** begin Material to process **

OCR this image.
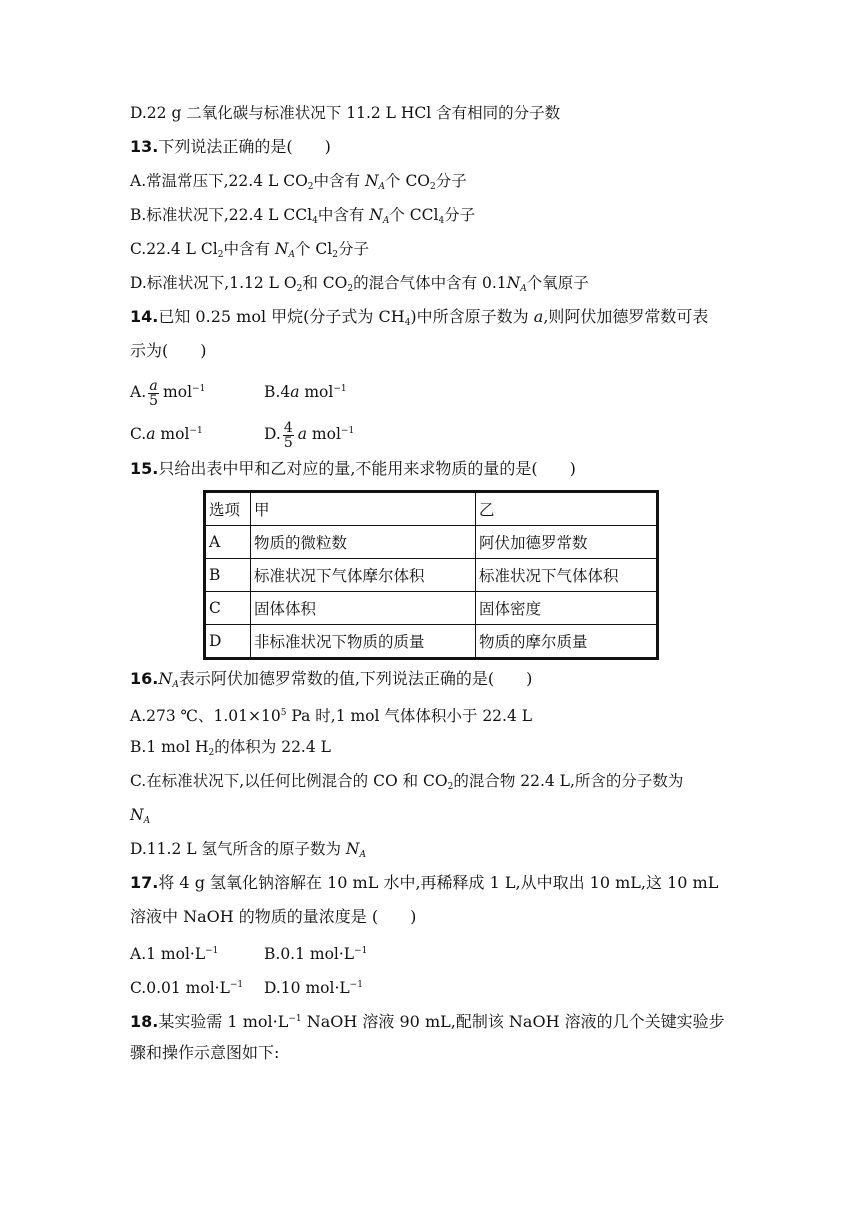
D.22 g 二氧化碳与标准状况下 11.2 L HCl 含有相同的分子数
13.下列说法正确的是(　　)
A.常温常压下,22.4 L $CO_2$中含有 $N_A$个 $CO_2$分子
B.标准状况下,22.4 L CCl$_4$中含有 $N_A$个 CCl$_4$分子
C.22.4 L $Cl_2$中含有 $N_A$个 $Cl_2$分子
D.标准状况下,1.12 L $O_2$和 $CO_2$的混合气体中含有 $0.1N_A$个氧原子
14.已知 0.25 mol 甲烷(分子式为 $CH_4$)中所含原子数为 a,则阿伏加德罗常数可表
示为(　　)
A. $\frac{a}{5} mol^{-1}$	B.4a mol$^{-1}$
C.a mol$^{-1}$	D. $\frac{4}{5}$ a mol$^{-1}$
15.只给出表中甲和乙对应的量,不能用来求物质的量的是(　　)
选项	甲	乙
A	物质的微粒数	阿伏加德罗常数
B	标准状况下气体摩尔体积	标准状况下气体体积
C	固体体积	固体密度
D	非标准状况下物质的质量	物质的摩尔质量
$16.N_A$表示阿伏加德罗常数的值,下列说法正确的是(　　)
A.273 ℃、$1.01\times 10^5$ Pa 时,1 mol 气体体积小于 22.4 L
B.1 mol $H_2$的体积为 22.4 L
C.在标准状况下,以任何比例混合的 CO 和 $CO_2$的混合物 22.4 L,所含的分子数为
$N_A$
D.11.2 L 氢气所含的原子数为 $N_A$
17.将 4 g 氢氧化钠溶解在 10 mL 水中,再稀释成 1 L,从中取出 10 mL,这 10 mL
溶液中 NaOH 的物质的量浓度是 (　　)
A.1 $mol\cdot L^{-1}$	B.0.1 $mol\cdot L^{-1}$
C.0.01 $mol\cdot L^{-1}$ D.10 $mol\cdot L^{-1}$
18.某实验需 1 $mol\cdot L^{-1}$ NaOH 溶液 90 mL,配制该 NaOH 溶液的几个关键实验步
骤和操作示意图如下:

** end Material to process **

**Aim of the exercise:** Work out how many lines of the data above hold the word "frac", and write only the count.

**Exercise response:** 2